What the task asks: Count how many lines include "AMREncoder" and answer with that number only.

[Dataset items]

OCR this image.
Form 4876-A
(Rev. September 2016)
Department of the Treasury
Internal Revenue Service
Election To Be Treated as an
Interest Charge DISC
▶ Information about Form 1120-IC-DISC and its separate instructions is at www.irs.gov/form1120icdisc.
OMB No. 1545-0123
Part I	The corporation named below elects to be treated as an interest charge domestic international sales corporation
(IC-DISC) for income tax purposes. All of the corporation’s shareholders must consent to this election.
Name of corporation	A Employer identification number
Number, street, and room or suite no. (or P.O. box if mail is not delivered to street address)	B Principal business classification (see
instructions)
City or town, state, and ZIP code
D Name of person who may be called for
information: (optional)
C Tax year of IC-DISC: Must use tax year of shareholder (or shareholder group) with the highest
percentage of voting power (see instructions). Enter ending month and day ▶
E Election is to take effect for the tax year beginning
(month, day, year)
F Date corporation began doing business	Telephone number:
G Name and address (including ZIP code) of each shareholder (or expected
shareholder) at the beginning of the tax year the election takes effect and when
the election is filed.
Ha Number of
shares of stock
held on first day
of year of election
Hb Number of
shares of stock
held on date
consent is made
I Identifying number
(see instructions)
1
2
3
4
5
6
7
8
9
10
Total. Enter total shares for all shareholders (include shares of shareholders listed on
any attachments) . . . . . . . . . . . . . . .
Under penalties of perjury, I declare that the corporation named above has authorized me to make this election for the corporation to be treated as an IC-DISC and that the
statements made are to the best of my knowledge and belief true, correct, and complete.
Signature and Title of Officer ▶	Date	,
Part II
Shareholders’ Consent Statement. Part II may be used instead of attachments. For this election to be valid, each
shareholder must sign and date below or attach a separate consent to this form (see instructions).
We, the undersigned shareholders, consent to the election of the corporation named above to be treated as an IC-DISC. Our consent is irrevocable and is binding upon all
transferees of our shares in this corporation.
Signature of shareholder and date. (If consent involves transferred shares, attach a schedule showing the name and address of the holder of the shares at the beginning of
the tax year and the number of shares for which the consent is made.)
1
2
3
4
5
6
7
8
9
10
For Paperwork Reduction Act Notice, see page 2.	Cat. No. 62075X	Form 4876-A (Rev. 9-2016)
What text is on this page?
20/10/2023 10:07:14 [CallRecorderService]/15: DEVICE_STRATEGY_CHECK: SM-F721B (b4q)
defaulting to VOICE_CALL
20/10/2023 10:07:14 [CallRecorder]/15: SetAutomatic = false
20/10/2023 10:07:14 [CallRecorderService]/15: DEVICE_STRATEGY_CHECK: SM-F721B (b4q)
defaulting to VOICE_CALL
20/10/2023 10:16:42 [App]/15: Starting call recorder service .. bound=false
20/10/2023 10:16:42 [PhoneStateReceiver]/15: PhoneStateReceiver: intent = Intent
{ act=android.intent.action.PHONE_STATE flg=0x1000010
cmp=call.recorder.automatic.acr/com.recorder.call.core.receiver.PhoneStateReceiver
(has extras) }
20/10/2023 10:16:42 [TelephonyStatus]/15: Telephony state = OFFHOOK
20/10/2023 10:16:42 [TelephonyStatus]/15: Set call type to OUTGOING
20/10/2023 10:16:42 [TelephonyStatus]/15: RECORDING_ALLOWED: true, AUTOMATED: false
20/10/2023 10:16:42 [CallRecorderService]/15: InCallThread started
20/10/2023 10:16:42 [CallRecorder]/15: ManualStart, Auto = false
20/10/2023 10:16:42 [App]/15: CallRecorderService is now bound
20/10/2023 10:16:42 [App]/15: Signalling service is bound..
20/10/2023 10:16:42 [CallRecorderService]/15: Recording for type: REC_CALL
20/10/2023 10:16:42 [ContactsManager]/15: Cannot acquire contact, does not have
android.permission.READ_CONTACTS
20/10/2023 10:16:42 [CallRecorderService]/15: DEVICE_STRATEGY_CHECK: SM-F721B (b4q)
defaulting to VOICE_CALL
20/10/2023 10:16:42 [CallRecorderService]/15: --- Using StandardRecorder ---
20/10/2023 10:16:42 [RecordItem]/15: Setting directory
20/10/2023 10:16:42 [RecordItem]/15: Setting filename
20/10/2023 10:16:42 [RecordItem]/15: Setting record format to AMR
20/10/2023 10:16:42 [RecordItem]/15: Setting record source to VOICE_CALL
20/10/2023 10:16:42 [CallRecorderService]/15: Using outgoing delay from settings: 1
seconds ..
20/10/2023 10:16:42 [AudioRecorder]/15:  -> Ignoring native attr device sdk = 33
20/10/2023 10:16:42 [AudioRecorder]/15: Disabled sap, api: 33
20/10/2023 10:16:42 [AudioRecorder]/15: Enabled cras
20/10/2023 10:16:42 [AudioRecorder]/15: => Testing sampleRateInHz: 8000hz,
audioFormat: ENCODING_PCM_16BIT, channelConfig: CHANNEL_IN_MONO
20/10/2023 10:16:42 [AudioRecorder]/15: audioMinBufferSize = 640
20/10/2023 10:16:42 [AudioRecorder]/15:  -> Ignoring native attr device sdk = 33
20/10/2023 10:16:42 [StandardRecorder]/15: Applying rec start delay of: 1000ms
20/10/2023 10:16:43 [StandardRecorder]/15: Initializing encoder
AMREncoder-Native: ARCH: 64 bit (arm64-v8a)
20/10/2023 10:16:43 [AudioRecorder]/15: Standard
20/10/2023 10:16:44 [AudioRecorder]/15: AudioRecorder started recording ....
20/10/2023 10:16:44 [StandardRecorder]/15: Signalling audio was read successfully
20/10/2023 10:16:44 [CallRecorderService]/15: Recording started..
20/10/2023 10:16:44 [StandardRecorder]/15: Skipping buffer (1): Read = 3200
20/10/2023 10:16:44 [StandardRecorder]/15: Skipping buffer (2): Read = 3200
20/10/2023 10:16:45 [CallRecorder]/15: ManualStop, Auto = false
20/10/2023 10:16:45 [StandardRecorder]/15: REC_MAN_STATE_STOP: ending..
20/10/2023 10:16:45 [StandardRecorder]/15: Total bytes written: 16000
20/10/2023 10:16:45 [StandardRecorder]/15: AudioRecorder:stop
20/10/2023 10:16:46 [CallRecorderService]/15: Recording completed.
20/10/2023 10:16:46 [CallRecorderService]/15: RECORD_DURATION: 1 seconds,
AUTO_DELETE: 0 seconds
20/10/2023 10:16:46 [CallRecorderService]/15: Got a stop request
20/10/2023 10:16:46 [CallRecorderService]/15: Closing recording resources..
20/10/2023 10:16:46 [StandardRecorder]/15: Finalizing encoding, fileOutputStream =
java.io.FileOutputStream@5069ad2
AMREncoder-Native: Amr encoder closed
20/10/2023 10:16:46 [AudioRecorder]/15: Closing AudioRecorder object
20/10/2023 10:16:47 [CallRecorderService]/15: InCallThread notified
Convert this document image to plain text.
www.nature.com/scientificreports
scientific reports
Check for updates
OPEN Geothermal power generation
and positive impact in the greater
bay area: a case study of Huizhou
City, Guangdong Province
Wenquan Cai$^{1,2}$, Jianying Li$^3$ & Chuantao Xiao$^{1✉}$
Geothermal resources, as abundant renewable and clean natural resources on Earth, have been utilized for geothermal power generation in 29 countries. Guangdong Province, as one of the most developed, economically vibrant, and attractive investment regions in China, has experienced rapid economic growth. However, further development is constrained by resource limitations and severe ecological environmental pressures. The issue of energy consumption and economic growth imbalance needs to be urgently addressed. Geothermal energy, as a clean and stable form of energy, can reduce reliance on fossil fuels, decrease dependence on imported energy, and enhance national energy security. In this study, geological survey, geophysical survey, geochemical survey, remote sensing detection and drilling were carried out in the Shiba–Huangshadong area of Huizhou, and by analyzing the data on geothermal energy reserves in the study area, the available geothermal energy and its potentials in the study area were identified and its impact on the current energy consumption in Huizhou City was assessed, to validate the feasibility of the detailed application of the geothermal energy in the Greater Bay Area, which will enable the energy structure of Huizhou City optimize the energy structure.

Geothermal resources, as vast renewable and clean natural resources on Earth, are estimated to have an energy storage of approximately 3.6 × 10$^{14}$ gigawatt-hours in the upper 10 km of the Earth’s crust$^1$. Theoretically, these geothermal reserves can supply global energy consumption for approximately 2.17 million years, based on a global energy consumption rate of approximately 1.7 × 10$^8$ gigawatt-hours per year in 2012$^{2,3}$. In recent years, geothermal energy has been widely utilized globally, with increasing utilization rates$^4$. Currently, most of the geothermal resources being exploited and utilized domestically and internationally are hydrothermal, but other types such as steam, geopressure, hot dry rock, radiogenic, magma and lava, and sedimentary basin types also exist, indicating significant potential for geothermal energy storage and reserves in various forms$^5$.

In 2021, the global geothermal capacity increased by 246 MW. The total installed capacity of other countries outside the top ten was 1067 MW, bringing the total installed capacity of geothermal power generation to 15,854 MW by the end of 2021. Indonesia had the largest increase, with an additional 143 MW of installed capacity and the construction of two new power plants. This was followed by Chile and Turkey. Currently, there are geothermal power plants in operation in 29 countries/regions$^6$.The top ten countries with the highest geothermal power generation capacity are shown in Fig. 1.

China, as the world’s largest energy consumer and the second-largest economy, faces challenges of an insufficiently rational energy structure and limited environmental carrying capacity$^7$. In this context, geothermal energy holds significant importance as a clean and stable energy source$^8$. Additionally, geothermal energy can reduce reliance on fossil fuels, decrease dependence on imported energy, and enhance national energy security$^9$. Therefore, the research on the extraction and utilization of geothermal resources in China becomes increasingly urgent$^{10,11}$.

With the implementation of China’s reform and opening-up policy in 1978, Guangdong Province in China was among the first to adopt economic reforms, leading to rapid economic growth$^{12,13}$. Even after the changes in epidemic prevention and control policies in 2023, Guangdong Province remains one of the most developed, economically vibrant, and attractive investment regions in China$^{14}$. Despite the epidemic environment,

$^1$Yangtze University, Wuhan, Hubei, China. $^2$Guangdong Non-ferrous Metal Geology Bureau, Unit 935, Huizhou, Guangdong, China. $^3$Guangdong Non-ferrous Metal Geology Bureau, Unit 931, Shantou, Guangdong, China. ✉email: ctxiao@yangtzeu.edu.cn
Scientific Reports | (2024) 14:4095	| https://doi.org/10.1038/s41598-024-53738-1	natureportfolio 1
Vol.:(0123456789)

Solution to the exercise: 2